> [EXERCISE TASK]:
What follows is a set of entries. Give them again exactly, without the pictures.

Data entries:
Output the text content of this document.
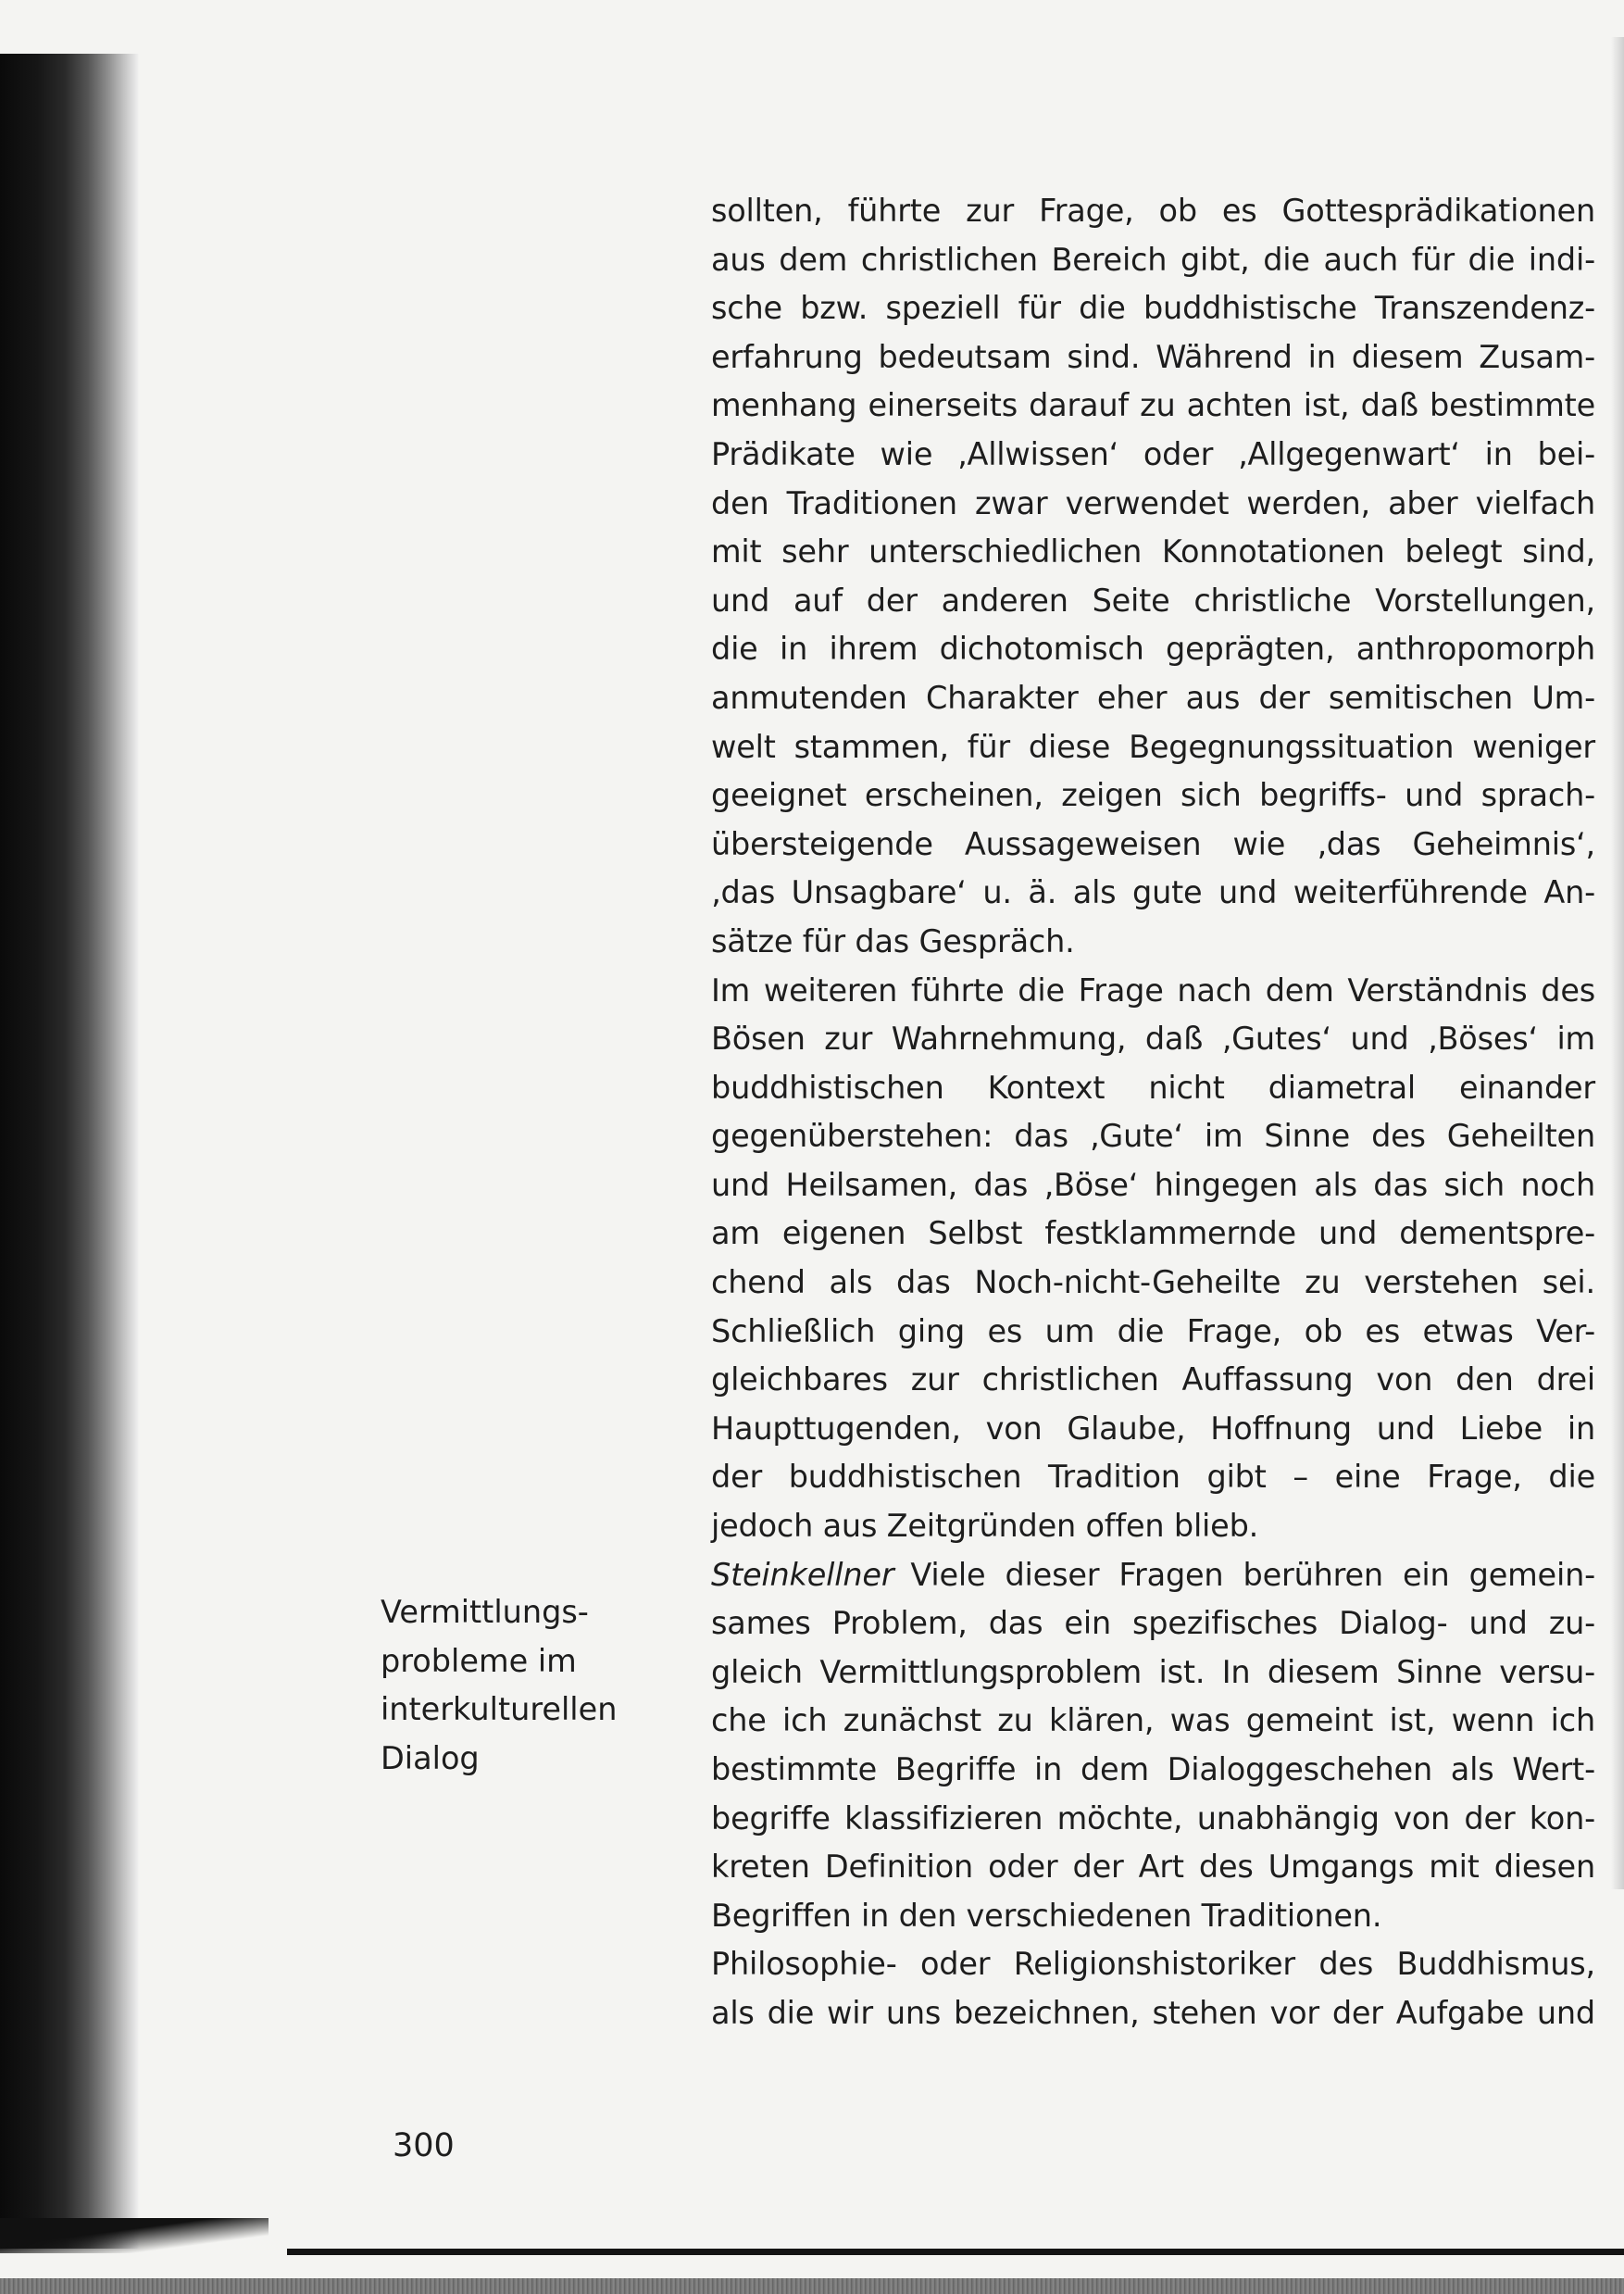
Vermittlungs-
probleme im
interkulturellen
Dialog
sollten, führte zur Frage, ob es Gottesprädikationen
aus dem christlichen Bereich gibt, die auch für die indi-
sche bzw. speziell für die buddhistische Transzendenz-
erfahrung bedeutsam sind. Während in diesem Zusam-
menhang einerseits darauf zu achten ist, daß bestimmte
Prädikate wie ‚Allwissen‘ oder ‚Allgegenwart‘ in bei-
den Traditionen zwar verwendet werden, aber vielfach
mit sehr unterschiedlichen Konnotationen belegt sind,
und auf der anderen Seite christliche Vorstellungen,
die in ihrem dichotomisch geprägten, anthropomorph
anmutenden Charakter eher aus der semitischen Um-
welt stammen, für diese Begegnungssituation weniger
geeignet erscheinen, zeigen sich begriffs- und sprach-
übersteigende Aussageweisen wie ‚das Geheimnis‘,
‚das Unsagbare‘ u. ä. als gute und weiterführende An-
sätze für das Gespräch.
Im weiteren führte die Frage nach dem Verständnis des
Bösen zur Wahrnehmung, daß ‚Gutes‘ und ‚Böses‘ im
buddhistischen Kontext nicht diametral einander
gegenüberstehen: das ‚Gute‘ im Sinne des Geheilten
und Heilsamen, das ‚Böse‘ hingegen als das sich noch
am eigenen Selbst festklammernde und dementspre-
chend als das Noch-nicht-Geheilte zu verstehen sei.
Schließlich ging es um die Frage, ob es etwas Ver-
gleichbares zur christlichen Auffassung von den drei
Haupttugenden, von Glaube, Hoffnung und Liebe in
der buddhistischen Tradition gibt – eine Frage, die
jedoch aus Zeitgründen offen blieb.
Steinkellner Viele dieser Fragen berühren ein gemein-
sames Problem, das ein spezifisches Dialog- und zu-
gleich Vermittlungsproblem ist. In diesem Sinne versu-
che ich zunächst zu klären, was gemeint ist, wenn ich
bestimmte Begriffe in dem Dialoggeschehen als Wert-
begriffe klassifizieren möchte, unabhängig von der kon-
kreten Definition oder der Art des Umgangs mit diesen
Begriffen in den verschiedenen Traditionen.
Philosophie- oder Religionshistoriker des Buddhismus,
als die wir uns bezeichnen, stehen vor der Aufgabe und
300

> [SOLUTION TO THE PROBLEM]:
Output the text content of this document.
Vermittlungs-
probleme im
interkulturellen
Dialog
sollten, führte zur Frage, ob es Gottesprädikationen
aus dem christlichen Bereich gibt, die auch für die indi-
sche bzw. speziell für die buddhistische Transzendenz-
erfahrung bedeutsam sind. Während in diesem Zusam-
menhang einerseits darauf zu achten ist, daß bestimmte
Prädikate wie ‚Allwissen‘ oder ‚Allgegenwart‘ in bei-
den Traditionen zwar verwendet werden, aber vielfach
mit sehr unterschiedlichen Konnotationen belegt sind,
und auf der anderen Seite christliche Vorstellungen,
die in ihrem dichotomisch geprägten, anthropomorph
anmutenden Charakter eher aus der semitischen Um-
welt stammen, für diese Begegnungssituation weniger
geeignet erscheinen, zeigen sich begriffs- und sprach-
übersteigende Aussageweisen wie ‚das Geheimnis‘,
‚das Unsagbare‘ u. ä. als gute und weiterführende An-
sätze für das Gespräch.
Im weiteren führte die Frage nach dem Verständnis des
Bösen zur Wahrnehmung, daß ‚Gutes‘ und ‚Böses‘ im
buddhistischen Kontext nicht diametral einander
gegenüberstehen: das ‚Gute‘ im Sinne des Geheilten
und Heilsamen, das ‚Böse‘ hingegen als das sich noch
am eigenen Selbst festklammernde und dementspre-
chend als das Noch-nicht-Geheilte zu verstehen sei.
Schließlich ging es um die Frage, ob es etwas Ver-
gleichbares zur christlichen Auffassung von den drei
Haupttugenden, von Glaube, Hoffnung und Liebe in
der buddhistischen Tradition gibt – eine Frage, die
jedoch aus Zeitgründen offen blieb.
Steinkellner Viele dieser Fragen berühren ein gemein-
sames Problem, das ein spezifisches Dialog- und zu-
gleich Vermittlungsproblem ist. In diesem Sinne versu-
che ich zunächst zu klären, was gemeint ist, wenn ich
bestimmte Begriffe in dem Dialoggeschehen als Wert-
begriffe klassifizieren möchte, unabhängig von der kon-
kreten Definition oder der Art des Umgangs mit diesen
Begriffen in den verschiedenen Traditionen.
Philosophie- oder Religionshistoriker des Buddhismus,
als die wir uns bezeichnen, stehen vor der Aufgabe und
300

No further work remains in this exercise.